• _TASK_
Restate the records below word for word.

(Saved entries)
§ §

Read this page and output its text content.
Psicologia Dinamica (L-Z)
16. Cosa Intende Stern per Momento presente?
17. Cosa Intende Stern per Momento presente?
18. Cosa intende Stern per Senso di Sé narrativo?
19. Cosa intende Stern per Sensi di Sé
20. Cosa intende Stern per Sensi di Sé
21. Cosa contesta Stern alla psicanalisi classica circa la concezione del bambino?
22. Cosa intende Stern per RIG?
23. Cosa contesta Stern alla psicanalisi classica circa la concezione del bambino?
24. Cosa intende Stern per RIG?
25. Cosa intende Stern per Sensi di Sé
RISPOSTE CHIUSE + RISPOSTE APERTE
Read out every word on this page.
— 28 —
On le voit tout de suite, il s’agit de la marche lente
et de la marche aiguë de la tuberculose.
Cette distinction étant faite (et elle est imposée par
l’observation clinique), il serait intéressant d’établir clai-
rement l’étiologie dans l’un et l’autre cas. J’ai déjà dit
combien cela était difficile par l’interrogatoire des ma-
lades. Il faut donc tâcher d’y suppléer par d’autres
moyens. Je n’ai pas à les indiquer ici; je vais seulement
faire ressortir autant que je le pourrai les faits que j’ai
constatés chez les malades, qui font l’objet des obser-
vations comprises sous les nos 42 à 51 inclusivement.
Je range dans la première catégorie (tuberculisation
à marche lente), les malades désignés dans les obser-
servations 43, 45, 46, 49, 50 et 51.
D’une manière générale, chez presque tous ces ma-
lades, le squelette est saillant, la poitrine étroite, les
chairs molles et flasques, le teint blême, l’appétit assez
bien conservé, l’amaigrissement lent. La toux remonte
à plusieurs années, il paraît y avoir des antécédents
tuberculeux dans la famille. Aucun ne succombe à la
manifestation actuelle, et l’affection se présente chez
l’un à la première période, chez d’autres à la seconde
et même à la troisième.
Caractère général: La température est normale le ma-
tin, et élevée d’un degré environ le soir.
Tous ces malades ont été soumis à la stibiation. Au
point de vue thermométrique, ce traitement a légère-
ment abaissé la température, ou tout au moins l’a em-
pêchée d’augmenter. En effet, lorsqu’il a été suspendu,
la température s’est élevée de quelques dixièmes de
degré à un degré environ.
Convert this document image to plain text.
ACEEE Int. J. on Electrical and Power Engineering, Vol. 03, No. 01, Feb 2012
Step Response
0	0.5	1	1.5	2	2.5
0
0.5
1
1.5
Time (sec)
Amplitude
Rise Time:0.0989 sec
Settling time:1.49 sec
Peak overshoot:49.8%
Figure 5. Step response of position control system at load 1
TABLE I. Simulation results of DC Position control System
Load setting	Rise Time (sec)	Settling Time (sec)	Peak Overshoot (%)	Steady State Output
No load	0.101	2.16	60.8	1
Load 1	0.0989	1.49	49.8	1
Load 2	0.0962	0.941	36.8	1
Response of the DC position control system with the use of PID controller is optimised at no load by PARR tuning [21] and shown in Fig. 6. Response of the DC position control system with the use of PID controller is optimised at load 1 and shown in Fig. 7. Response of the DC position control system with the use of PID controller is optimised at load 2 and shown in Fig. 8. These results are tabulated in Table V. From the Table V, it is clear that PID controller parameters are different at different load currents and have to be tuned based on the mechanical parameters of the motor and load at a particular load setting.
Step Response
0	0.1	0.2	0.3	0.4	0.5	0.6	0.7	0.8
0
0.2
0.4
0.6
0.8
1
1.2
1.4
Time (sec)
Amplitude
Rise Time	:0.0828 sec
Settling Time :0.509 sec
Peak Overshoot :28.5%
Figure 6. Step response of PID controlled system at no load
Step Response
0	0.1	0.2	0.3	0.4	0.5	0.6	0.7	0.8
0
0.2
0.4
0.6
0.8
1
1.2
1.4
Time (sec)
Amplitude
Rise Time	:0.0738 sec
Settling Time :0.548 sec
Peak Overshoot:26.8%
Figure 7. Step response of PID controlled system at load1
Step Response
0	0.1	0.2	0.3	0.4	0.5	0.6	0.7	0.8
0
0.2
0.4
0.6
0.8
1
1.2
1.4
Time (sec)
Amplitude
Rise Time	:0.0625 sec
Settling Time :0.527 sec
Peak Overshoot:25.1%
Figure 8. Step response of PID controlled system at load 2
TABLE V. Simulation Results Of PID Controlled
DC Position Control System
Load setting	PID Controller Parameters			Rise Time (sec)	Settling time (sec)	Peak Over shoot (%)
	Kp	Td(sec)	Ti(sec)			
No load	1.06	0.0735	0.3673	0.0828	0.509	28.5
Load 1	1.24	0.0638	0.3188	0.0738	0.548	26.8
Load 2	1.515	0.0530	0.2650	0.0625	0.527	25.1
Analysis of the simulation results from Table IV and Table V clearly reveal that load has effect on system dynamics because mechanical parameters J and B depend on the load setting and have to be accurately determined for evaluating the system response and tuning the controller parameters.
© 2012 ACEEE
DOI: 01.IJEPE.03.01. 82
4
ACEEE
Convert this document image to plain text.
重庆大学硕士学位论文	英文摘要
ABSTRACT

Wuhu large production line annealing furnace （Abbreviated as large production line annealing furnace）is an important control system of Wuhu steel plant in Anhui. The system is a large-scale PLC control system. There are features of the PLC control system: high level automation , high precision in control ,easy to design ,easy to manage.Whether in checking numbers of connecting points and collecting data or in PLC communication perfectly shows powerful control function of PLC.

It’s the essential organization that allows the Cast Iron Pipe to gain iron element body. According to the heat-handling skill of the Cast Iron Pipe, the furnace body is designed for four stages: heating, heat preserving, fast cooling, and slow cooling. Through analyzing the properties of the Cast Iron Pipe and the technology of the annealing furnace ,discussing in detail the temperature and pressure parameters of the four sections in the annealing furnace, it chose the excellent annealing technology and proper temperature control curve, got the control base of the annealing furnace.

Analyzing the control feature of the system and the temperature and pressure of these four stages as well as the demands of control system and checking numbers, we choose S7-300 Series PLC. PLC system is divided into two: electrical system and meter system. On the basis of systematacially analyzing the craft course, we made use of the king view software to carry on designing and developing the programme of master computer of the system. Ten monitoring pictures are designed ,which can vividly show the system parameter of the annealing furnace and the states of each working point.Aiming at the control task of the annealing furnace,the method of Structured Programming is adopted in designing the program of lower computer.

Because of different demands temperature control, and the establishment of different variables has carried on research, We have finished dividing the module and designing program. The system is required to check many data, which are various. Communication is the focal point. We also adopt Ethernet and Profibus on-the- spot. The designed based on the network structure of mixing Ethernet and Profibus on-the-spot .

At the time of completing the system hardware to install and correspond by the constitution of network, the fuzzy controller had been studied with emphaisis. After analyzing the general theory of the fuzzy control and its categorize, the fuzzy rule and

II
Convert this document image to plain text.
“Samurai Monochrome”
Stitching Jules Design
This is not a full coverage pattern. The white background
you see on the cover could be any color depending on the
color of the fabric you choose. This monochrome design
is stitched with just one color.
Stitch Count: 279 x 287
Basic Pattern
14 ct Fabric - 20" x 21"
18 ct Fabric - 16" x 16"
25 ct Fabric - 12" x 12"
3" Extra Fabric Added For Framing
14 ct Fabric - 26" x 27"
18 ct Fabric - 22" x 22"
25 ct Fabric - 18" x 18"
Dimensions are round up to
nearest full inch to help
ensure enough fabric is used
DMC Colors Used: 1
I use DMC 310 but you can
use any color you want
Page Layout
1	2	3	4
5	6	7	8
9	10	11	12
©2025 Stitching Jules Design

§ §

• _OUTPUT FOR THIS EXERCISE_
Read this page and output its text content.
Psicologia Dinamica (L-Z)
16. Cosa Intende Stern per Momento presente?
17. Cosa Intende Stern per Momento presente?
18. Cosa intende Stern per Senso di Sé narrativo?
19. Cosa intende Stern per Sensi di Sé
20. Cosa intende Stern per Sensi di Sé
21. Cosa contesta Stern alla psicanalisi classica circa la concezione del bambino?
22. Cosa intende Stern per RIG?
23. Cosa contesta Stern alla psicanalisi classica circa la concezione del bambino?
24. Cosa intende Stern per RIG?
25. Cosa intende Stern per Sensi di Sé
RISPOSTE CHIUSE + RISPOSTE APERTE
Read out every word on this page.
— 28 —
On le voit tout de suite, il s’agit de la marche lente
et de la marche aiguë de la tuberculose.
Cette distinction étant faite (et elle est imposée par
l’observation clinique), il serait intéressant d’établir clai-
rement l’étiologie dans l’un et l’autre cas. J’ai déjà dit
combien cela était difficile par l’interrogatoire des ma-
lades. Il faut donc tâcher d’y suppléer par d’autres
moyens. Je n’ai pas à les indiquer ici; je vais seulement
faire ressortir autant que je le pourrai les faits que j’ai
constatés chez les malades, qui font l’objet des obser-
vations comprises sous les nos 42 à 51 inclusivement.
Je range dans la première catégorie (tuberculisation
à marche lente), les malades désignés dans les obser-
servations 43, 45, 46, 49, 50 et 51.
D’une manière générale, chez presque tous ces ma-
lades, le squelette est saillant, la poitrine étroite, les
chairs molles et flasques, le teint blême, l’appétit assez
bien conservé, l’amaigrissement lent. La toux remonte
à plusieurs années, il paraît y avoir des antécédents
tuberculeux dans la famille. Aucun ne succombe à la
manifestation actuelle, et l’affection se présente chez
l’un à la première période, chez d’autres à la seconde
et même à la troisième.
Caractère général: La température est normale le ma-
tin, et élevée d’un degré environ le soir.
Tous ces malades ont été soumis à la stibiation. Au
point de vue thermométrique, ce traitement a légère-
ment abaissé la température, ou tout au moins l’a em-
pêchée d’augmenter. En effet, lorsqu’il a été suspendu,
la température s’est élevée de quelques dixièmes de
degré à un degré environ.
Convert this document image to plain text.
ACEEE Int. J. on Electrical and Power Engineering, Vol. 03, No. 01, Feb 2012
Step Response
0	0.5	1	1.5	2	2.5
0
0.5
1
1.5
Time (sec)
Amplitude
Rise Time:0.0989 sec
Settling time:1.49 sec
Peak overshoot:49.8%
Figure 5. Step response of position control system at load 1
TABLE I. Simulation results of DC Position control System
Load setting	Rise Time (sec)	Settling Time (sec)	Peak Overshoot (%)	Steady State Output
No load	0.101	2.16	60.8	1
Load 1	0.0989	1.49	49.8	1
Load 2	0.0962	0.941	36.8	1
Response of the DC position control system with the use of PID controller is optimised at no load by PARR tuning [21] and shown in Fig. 6. Response of the DC position control system with the use of PID controller is optimised at load 1 and shown in Fig. 7. Response of the DC position control system with the use of PID controller is optimised at load 2 and shown in Fig. 8. These results are tabulated in Table V. From the Table V, it is clear that PID controller parameters are different at different load currents and have to be tuned based on the mechanical parameters of the motor and load at a particular load setting.
Step Response
0	0.1	0.2	0.3	0.4	0.5	0.6	0.7	0.8
0
0.2
0.4
0.6
0.8
1
1.2
1.4
Time (sec)
Amplitude
Rise Time	:0.0828 sec
Settling Time :0.509 sec
Peak Overshoot :28.5%
Figure 6. Step response of PID controlled system at no load
Step Response
0	0.1	0.2	0.3	0.4	0.5	0.6	0.7	0.8
0
0.2
0.4
0.6
0.8
1
1.2
1.4
Time (sec)
Amplitude
Rise Time	:0.0738 sec
Settling Time :0.548 sec
Peak Overshoot:26.8%
Figure 7. Step response of PID controlled system at load1
Step Response
0	0.1	0.2	0.3	0.4	0.5	0.6	0.7	0.8
0
0.2
0.4
0.6
0.8
1
1.2
1.4
Time (sec)
Amplitude
Rise Time	:0.0625 sec
Settling Time :0.527 sec
Peak Overshoot:25.1%
Figure 8. Step response of PID controlled system at load 2
TABLE V. Simulation Results Of PID Controlled
DC Position Control System
Load setting	PID Controller Parameters			Rise Time (sec)	Settling time (sec)	Peak Over shoot (%)
	Kp	Td(sec)	Ti(sec)			
No load	1.06	0.0735	0.3673	0.0828	0.509	28.5
Load 1	1.24	0.0638	0.3188	0.0738	0.548	26.8
Load 2	1.515	0.0530	0.2650	0.0625	0.527	25.1
Analysis of the simulation results from Table IV and Table V clearly reveal that load has effect on system dynamics because mechanical parameters J and B depend on the load setting and have to be accurately determined for evaluating the system response and tuning the controller parameters.
© 2012 ACEEE
DOI: 01.IJEPE.03.01. 82
4
ACEEE
Convert this document image to plain text.
重庆大学硕士学位论文	英文摘要
ABSTRACT

Wuhu large production line annealing furnace （Abbreviated as large production line annealing furnace）is an important control system of Wuhu steel plant in Anhui. The system is a large-scale PLC control system. There are features of the PLC control system: high level automation , high precision in control ,easy to design ,easy to manage.Whether in checking numbers of connecting points and collecting data or in PLC communication perfectly shows powerful control function of PLC.

It’s the essential organization that allows the Cast Iron Pipe to gain iron element body. According to the heat-handling skill of the Cast Iron Pipe, the furnace body is designed for four stages: heating, heat preserving, fast cooling, and slow cooling. Through analyzing the properties of the Cast Iron Pipe and the technology of the annealing furnace ,discussing in detail the temperature and pressure parameters of the four sections in the annealing furnace, it chose the excellent annealing technology and proper temperature control curve, got the control base of the annealing furnace.

Analyzing the control feature of the system and the temperature and pressure of these four stages as well as the demands of control system and checking numbers, we choose S7-300 Series PLC. PLC system is divided into two: electrical system and meter system. On the basis of systematacially analyzing the craft course, we made use of the king view software to carry on designing and developing the programme of master computer of the system. Ten monitoring pictures are designed ,which can vividly show the system parameter of the annealing furnace and the states of each working point.Aiming at the control task of the annealing furnace,the method of Structured Programming is adopted in designing the program of lower computer.

Because of different demands temperature control, and the establishment of different variables has carried on research, We have finished dividing the module and designing program. The system is required to check many data, which are various. Communication is the focal point. We also adopt Ethernet and Profibus on-the- spot. The designed based on the network structure of mixing Ethernet and Profibus on-the-spot .

At the time of completing the system hardware to install and correspond by the constitution of network, the fuzzy controller had been studied with emphaisis. After analyzing the general theory of the fuzzy control and its categorize, the fuzzy rule and

II
Convert this document image to plain text.
“Samurai Monochrome”
Stitching Jules Design
This is not a full coverage pattern. The white background
you see on the cover could be any color depending on the
color of the fabric you choose. This monochrome design
is stitched with just one color.
Stitch Count: 279 x 287
Basic Pattern
14 ct Fabric - 20" x 21"
18 ct Fabric - 16" x 16"
25 ct Fabric - 12" x 12"
3" Extra Fabric Added For Framing
14 ct Fabric - 26" x 27"
18 ct Fabric - 22" x 22"
25 ct Fabric - 18" x 18"
Dimensions are round up to
nearest full inch to help
ensure enough fabric is used
DMC Colors Used: 1
I use DMC 310 but you can
use any color you want
Page Layout
1	2	3	4
5	6	7	8
9	10	11	12
©2025 Stitching Jules Design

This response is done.